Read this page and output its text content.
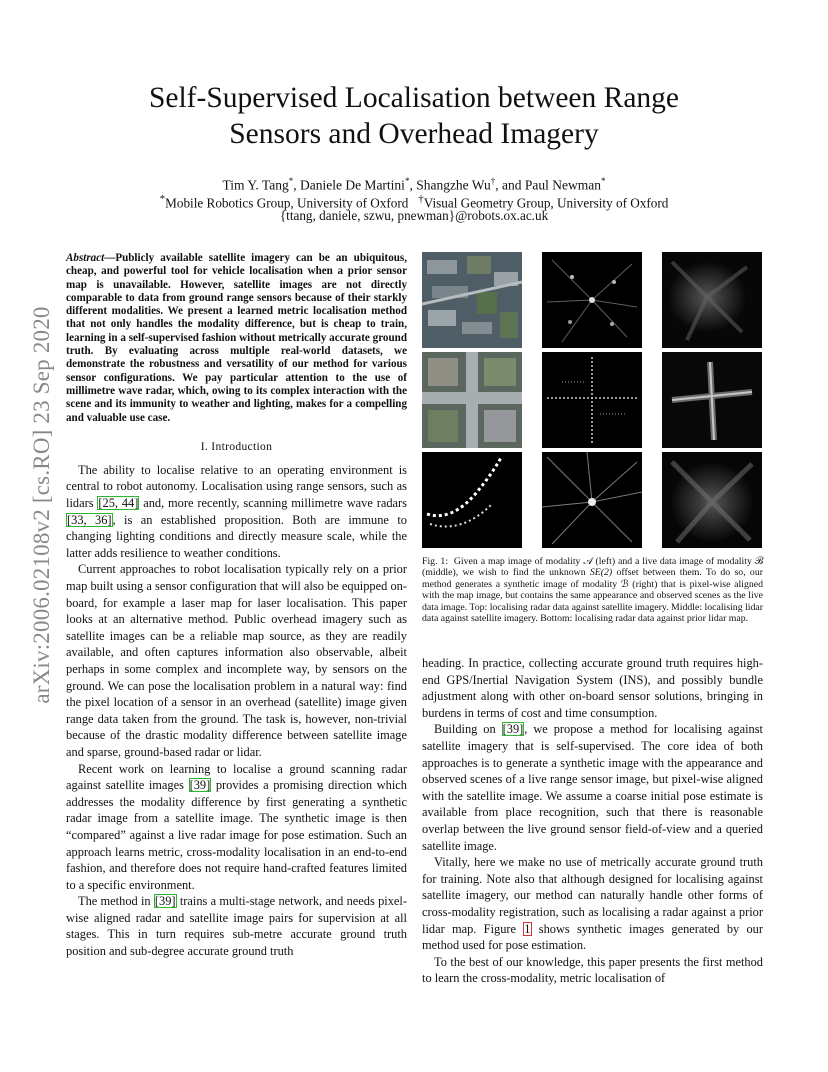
arXiv:2006.02108v2 [cs.RO] 23 Sep 2020
Self-Supervised Localisation between Range
Sensors and Overhead Imagery
Tim Y. Tang*, Daniele De Martini*, Shangzhe Wu†, and Paul Newman*
*Mobile Robotics Group, University of Oxford †Visual Geometry Group, University of Oxford
{ttang, daniele, szwu, pnewman}@robots.ox.ac.uk

Abstract—Publicly available satellite imagery can be an ubiquitous, cheap, and powerful tool for vehicle localisation when a prior sensor map is unavailable. However, satellite images are not directly comparable to data from ground range sensors because of their starkly different modalities. We present a learned metric localisation method that not only handles the modality difference, but is cheap to train, learning in a self-supervised fashion without metrically accurate ground truth. By evaluating across multiple real-world datasets, we demonstrate the robustness and versatility of our method for various sensor configurations. We pay particular attention to the use of millimetre wave radar, which, owing to its complex interaction with the scene and its immunity to weather and lighting, makes for a compelling and valuable use case.

I. Introduction

The ability to localise relative to an operating environment is central to robot autonomy. Localisation using range sensors, such as lidars [25, 44] and, more recently, scanning millimetre wave radars [33, 36], is an established proposition. Both are immune to changing lighting conditions and directly measure scale, while the latter adds resilience to weather conditions.

Current approaches to robot localisation typically rely on a prior map built using a sensor configuration that will also be equipped on-board, for example a laser map for laser localisation. This paper looks at an alternative method. Public overhead imagery such as satellite images can be a reliable map source, as they are readily available, and often captures information also observable, albeit perhaps in some complex and incomplete way, by sensors on the ground. We can pose the localisation problem in a natural way: find the pixel location of a sensor in an overhead (satellite) image given range data taken from the ground. The task is, however, non-trivial because of the drastic modality difference between satellite image and sparse, ground-based radar or lidar.

Recent work on learning to localise a ground scanning radar against satellite images [39] provides a promising direction which addresses the modality difference by first generating a synthetic radar image from a satellite image. The synthetic image is then “compared” against a live radar image for pose estimation. Such an approach learns metric, cross-modality localisation in an end-to-end fashion, and therefore does not require hand-crafted features limited to a specific environment.

The method in [39] trains a multi-stage network, and needs pixel-wise aligned radar and satellite image pairs for supervision at all stages. This in turn requires sub-metre accurate ground truth position and sub-degree accurate ground truth

Fig. 1: Given a map image of modality 𝒜 (left) and a live data image of modality ℬ (middle), we wish to find the unknown SE(2) offset between them. To do so, our method generates a synthetic image of modality ℬ (right) that is pixel-wise aligned with the map image, but contains the same appearance and observed scenes as the live data image. Top: localising radar data against satellite imagery. Middle: localising lidar data against satellite imagery. Bottom: localising radar data against prior lidar map.

heading. In practice, collecting accurate ground truth requires high-end GPS/Inertial Navigation System (INS), and possibly bundle adjustment along with other on-board sensor solutions, bringing in burdens in terms of cost and time consumption.

Building on [39], we propose a method for localising against satellite imagery that is self-supervised. The core idea of both approaches is to generate a synthetic image with the appearance and observed scenes of a live range sensor image, but pixel-wise aligned with the satellite image. We assume a coarse initial pose estimate is available from place recognition, such that there is reasonable overlap between the live ground sensor field-of-view and a queried satellite image.

Vitally, here we make no use of metrically accurate ground truth for training. Note also that although designed for localising against satellite imagery, our method can naturally handle other forms of cross-modality registration, such as localising a radar against a prior lidar map. Figure 1 shows synthetic images generated by our method used for pose estimation.

To the best of our knowledge, this paper presents the first method to learn the cross-modality, metric localisation of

● ● ● ● ● ● ●

**Challenge**
Copy every record above exactly as written, but leave out the pictures.

**The output**
Read this page and output its text content.
arXiv:2006.02108v2 [cs.RO] 23 Sep 2020
Self-Supervised Localisation between Range
Sensors and Overhead Imagery
Tim Y. Tang*, Daniele De Martini*, Shangzhe Wu†, and Paul Newman*
*Mobile Robotics Group, University of Oxford †Visual Geometry Group, University of Oxford
{ttang, daniele, szwu, pnewman}@robots.ox.ac.uk

Abstract—Publicly available satellite imagery can be an ubiquitous, cheap, and powerful tool for vehicle localisation when a prior sensor map is unavailable. However, satellite images are not directly comparable to data from ground range sensors because of their starkly different modalities. We present a learned metric localisation method that not only handles the modality difference, but is cheap to train, learning in a self-supervised fashion without metrically accurate ground truth. By evaluating across multiple real-world datasets, we demonstrate the robustness and versatility of our method for various sensor configurations. We pay particular attention to the use of millimetre wave radar, which, owing to its complex interaction with the scene and its immunity to weather and lighting, makes for a compelling and valuable use case.

I. Introduction

The ability to localise relative to an operating environment is central to robot autonomy. Localisation using range sensors, such as lidars [25, 44] and, more recently, scanning millimetre wave radars [33, 36], is an established proposition. Both are immune to changing lighting conditions and directly measure scale, while the latter adds resilience to weather conditions.

Current approaches to robot localisation typically rely on a prior map built using a sensor configuration that will also be equipped on-board, for example a laser map for laser localisation. This paper looks at an alternative method. Public overhead imagery such as satellite images can be a reliable map source, as they are readily available, and often captures information also observable, albeit perhaps in some complex and incomplete way, by sensors on the ground. We can pose the localisation problem in a natural way: find the pixel location of a sensor in an overhead (satellite) image given range data taken from the ground. The task is, however, non-trivial because of the drastic modality difference between satellite image and sparse, ground-based radar or lidar.

Recent work on learning to localise a ground scanning radar against satellite images [39] provides a promising direction which addresses the modality difference by first generating a synthetic radar image from a satellite image. The synthetic image is then “compared” against a live radar image for pose estimation. Such an approach learns metric, cross-modality localisation in an end-to-end fashion, and therefore does not require hand-crafted features limited to a specific environment.

The method in [39] trains a multi-stage network, and needs pixel-wise aligned radar and satellite image pairs for supervision at all stages. This in turn requires sub-metre accurate ground truth position and sub-degree accurate ground truth

Fig. 1: Given a map image of modality 𝒜 (left) and a live data image of modality ℬ (middle), we wish to find the unknown SE(2) offset between them. To do so, our method generates a synthetic image of modality ℬ (right) that is pixel-wise aligned with the map image, but contains the same appearance and observed scenes as the live data image. Top: localising radar data against satellite imagery. Middle: localising lidar data against satellite imagery. Bottom: localising radar data against prior lidar map.

heading. In practice, collecting accurate ground truth requires high-end GPS/Inertial Navigation System (INS), and possibly bundle adjustment along with other on-board sensor solutions, bringing in burdens in terms of cost and time consumption.

Building on [39], we propose a method for localising against satellite imagery that is self-supervised. The core idea of both approaches is to generate a synthetic image with the appearance and observed scenes of a live range sensor image, but pixel-wise aligned with the satellite image. We assume a coarse initial pose estimate is available from place recognition, such that there is reasonable overlap between the live ground sensor field-of-view and a queried satellite image.

Vitally, here we make no use of metrically accurate ground truth for training. Note also that although designed for localising against satellite imagery, our method can naturally handle other forms of cross-modality registration, such as localising a radar against a prior lidar map. Figure 1 shows synthetic images generated by our method used for pose estimation.

To the best of our knowledge, this paper presents the first method to learn the cross-modality, metric localisation of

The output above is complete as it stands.